**Data extract**
--- begin ---

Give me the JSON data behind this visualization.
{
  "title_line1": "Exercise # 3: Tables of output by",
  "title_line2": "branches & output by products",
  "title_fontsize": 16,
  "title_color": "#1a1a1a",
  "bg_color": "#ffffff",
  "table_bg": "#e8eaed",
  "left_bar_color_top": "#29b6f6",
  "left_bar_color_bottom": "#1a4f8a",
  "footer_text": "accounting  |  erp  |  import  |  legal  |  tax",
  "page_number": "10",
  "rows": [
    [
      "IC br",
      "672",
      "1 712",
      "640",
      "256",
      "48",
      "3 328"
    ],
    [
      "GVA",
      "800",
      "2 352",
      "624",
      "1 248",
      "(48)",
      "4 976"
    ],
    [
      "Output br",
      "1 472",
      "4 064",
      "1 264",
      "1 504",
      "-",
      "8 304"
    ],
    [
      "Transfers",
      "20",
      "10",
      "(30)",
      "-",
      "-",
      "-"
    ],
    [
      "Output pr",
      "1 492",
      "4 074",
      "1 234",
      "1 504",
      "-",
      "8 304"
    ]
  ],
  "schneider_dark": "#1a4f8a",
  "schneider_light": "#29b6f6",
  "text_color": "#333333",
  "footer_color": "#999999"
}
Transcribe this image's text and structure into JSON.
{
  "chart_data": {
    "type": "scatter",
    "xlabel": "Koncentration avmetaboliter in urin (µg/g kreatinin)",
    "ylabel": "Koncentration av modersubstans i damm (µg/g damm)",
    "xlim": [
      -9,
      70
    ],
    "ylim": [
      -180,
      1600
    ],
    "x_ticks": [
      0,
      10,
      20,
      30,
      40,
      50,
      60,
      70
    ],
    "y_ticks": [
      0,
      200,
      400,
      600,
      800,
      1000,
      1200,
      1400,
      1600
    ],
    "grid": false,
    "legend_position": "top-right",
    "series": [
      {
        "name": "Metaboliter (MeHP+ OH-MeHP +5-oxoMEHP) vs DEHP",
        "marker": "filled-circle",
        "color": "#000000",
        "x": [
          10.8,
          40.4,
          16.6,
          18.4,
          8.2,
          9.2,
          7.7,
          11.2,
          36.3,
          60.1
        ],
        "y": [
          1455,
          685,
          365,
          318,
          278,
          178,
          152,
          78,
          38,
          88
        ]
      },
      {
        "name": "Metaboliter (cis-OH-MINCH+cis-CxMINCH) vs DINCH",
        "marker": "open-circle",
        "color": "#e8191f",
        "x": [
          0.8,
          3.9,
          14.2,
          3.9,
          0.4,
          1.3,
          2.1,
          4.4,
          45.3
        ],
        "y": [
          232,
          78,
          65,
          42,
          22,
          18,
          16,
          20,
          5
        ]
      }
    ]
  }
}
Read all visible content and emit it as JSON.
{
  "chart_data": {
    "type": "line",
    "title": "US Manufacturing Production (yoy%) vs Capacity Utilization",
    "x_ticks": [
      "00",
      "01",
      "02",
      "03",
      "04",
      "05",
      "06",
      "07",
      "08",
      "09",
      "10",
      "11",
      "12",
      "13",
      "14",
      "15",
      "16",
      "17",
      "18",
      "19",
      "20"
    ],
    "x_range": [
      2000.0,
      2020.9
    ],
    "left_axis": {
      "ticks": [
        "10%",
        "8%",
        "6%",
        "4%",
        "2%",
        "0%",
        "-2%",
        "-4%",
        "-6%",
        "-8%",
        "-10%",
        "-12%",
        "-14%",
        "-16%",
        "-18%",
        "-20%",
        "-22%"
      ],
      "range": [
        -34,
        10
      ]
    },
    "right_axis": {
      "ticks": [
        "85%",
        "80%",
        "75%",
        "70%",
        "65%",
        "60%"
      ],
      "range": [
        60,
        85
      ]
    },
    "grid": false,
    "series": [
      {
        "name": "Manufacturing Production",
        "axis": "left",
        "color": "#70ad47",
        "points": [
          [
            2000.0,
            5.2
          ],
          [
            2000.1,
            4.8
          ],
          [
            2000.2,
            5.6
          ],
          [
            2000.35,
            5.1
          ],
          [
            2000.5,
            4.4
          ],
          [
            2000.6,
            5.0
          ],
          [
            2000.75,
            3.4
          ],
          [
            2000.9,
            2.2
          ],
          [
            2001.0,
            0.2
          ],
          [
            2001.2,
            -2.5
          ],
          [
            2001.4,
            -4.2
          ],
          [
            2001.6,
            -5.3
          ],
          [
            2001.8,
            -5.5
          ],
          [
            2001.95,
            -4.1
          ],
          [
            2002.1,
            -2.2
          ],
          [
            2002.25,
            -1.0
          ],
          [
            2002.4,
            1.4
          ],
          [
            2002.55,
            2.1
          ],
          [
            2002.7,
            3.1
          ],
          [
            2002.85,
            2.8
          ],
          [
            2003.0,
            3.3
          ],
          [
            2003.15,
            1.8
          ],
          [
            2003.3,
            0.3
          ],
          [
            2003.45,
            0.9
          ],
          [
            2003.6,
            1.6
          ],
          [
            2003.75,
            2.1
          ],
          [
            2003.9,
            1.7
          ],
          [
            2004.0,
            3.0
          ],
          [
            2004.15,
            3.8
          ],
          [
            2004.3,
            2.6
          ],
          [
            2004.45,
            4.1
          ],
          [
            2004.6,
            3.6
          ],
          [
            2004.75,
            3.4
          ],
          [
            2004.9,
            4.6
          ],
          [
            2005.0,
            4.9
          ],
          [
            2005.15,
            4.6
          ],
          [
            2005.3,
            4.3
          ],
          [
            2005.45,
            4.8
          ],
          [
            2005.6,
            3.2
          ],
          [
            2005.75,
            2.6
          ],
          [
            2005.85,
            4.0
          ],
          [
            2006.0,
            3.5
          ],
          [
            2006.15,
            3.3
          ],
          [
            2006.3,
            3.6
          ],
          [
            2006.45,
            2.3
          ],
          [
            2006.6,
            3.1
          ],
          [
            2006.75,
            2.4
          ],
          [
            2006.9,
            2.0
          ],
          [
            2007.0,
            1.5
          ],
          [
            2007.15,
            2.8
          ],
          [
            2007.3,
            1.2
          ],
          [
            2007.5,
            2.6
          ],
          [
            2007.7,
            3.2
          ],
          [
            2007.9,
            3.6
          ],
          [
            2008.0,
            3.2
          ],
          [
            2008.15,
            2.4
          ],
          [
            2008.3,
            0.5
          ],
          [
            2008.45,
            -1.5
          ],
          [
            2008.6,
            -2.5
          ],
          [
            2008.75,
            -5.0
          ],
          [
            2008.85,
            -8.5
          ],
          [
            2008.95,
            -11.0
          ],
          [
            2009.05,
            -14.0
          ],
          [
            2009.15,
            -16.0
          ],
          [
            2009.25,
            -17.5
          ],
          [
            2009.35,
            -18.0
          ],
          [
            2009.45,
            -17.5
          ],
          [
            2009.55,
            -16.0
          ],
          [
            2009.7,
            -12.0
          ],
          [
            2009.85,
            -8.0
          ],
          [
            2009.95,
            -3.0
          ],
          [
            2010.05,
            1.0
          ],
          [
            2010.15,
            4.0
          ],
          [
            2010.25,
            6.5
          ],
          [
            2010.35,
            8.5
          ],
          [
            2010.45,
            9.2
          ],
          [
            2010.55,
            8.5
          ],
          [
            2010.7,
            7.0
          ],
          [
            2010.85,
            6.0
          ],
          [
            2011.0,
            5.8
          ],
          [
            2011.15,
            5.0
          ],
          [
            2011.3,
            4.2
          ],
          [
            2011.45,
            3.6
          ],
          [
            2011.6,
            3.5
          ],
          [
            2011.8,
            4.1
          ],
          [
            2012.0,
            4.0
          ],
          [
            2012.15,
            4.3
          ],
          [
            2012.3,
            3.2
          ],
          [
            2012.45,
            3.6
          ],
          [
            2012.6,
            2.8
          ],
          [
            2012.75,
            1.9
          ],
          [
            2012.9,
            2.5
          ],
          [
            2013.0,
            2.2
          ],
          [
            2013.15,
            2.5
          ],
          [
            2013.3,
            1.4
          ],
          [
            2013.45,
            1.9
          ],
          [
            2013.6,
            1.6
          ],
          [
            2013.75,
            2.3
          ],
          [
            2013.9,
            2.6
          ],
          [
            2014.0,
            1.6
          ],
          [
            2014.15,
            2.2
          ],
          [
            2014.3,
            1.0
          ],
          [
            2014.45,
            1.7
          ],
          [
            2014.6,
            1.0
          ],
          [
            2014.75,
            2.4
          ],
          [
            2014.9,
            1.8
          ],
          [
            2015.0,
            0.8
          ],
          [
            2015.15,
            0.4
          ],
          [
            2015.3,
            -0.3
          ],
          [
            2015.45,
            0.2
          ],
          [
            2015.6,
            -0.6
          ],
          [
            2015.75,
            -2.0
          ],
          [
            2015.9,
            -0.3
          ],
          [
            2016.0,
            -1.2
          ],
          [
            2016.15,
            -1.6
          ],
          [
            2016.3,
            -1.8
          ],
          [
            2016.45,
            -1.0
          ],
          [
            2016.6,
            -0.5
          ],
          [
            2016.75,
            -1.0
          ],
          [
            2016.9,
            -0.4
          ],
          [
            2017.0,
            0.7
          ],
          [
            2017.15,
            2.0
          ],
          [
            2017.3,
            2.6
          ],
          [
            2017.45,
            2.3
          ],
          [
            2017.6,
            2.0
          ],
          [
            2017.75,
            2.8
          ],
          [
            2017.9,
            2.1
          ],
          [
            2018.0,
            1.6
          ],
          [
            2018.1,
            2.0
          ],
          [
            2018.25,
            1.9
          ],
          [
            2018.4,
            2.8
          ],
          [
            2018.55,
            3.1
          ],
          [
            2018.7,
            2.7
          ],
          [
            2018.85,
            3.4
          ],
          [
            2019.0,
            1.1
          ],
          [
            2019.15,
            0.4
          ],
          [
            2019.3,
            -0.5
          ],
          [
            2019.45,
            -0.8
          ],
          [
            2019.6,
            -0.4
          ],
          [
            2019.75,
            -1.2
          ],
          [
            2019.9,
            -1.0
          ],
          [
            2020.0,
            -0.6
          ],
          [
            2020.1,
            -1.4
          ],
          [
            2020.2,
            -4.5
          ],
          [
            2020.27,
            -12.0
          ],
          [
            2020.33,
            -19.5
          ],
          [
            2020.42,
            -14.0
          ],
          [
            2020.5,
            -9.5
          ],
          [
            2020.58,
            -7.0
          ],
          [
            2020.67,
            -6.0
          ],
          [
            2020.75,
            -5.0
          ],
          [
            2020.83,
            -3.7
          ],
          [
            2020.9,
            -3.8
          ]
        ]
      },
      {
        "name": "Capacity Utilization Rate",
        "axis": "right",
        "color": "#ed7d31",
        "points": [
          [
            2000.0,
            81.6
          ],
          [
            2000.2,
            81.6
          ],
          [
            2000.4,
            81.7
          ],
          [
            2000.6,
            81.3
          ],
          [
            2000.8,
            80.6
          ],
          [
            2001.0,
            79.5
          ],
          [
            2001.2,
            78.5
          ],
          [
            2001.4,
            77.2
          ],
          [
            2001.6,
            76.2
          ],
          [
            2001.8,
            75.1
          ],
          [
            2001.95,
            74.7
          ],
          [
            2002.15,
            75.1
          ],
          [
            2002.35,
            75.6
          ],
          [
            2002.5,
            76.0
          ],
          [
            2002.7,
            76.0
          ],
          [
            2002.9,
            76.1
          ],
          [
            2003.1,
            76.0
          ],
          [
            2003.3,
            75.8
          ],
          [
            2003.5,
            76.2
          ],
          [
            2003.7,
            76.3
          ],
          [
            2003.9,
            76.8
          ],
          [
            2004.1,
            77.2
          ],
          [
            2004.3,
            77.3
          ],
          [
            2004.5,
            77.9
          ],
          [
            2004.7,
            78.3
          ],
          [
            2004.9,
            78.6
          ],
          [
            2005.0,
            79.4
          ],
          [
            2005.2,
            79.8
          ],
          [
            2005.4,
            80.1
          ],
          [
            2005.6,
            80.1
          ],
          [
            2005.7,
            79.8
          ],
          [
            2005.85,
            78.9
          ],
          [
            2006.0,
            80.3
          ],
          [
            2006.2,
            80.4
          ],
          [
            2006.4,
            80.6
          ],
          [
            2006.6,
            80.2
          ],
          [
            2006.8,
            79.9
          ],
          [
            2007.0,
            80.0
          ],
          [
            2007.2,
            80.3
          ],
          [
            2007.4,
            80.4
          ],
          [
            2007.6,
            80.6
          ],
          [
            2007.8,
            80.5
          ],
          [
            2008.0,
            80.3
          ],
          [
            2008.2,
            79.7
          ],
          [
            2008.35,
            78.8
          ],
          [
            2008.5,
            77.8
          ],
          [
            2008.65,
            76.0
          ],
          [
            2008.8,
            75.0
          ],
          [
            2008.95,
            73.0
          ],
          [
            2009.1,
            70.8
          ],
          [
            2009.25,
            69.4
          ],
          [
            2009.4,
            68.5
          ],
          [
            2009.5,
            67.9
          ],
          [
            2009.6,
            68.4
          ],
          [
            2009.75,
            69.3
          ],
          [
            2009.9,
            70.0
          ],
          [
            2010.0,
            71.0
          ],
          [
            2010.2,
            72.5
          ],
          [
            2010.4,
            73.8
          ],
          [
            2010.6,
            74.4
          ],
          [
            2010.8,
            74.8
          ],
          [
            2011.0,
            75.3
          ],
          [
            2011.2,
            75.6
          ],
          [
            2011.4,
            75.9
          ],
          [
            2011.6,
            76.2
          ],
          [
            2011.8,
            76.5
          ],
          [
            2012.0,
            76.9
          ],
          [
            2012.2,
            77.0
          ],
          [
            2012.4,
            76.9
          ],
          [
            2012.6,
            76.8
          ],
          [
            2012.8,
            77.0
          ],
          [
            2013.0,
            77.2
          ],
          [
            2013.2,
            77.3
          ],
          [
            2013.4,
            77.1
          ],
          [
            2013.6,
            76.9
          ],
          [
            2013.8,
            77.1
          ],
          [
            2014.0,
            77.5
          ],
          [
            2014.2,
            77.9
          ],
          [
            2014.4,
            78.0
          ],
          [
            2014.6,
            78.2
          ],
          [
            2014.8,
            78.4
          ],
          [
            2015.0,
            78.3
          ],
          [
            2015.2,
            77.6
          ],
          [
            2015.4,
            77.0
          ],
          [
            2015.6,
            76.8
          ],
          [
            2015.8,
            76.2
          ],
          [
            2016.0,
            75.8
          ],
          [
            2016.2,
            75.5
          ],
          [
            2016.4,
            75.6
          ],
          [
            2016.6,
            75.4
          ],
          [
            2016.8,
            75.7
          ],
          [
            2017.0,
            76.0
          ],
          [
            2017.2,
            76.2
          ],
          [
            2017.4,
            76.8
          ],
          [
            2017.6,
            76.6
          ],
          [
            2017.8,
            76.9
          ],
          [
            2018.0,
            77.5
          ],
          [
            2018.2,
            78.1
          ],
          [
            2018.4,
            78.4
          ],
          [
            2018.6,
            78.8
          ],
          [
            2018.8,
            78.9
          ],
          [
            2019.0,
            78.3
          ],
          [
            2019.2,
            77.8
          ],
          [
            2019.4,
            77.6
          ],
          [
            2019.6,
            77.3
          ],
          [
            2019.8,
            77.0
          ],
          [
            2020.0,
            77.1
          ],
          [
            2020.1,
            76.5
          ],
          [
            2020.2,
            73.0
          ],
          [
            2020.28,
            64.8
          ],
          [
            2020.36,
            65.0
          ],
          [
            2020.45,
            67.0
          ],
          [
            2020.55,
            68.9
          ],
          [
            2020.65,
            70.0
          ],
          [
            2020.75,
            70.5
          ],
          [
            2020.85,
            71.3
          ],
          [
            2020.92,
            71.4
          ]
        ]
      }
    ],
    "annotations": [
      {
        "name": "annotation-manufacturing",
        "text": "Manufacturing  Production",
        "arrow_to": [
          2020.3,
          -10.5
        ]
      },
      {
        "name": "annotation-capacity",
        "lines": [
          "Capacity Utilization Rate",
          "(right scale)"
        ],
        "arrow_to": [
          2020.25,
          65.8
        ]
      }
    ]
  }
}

--- end ---

Look through the listing above. Pick out each line with "Koncentration" and copy it.

**Finished task**
    "xlabel": "Koncentration avmetaboliter in urin (µg/g kreatinin)",
    "ylabel": "Koncentration av modersubstans i damm (µg/g damm)",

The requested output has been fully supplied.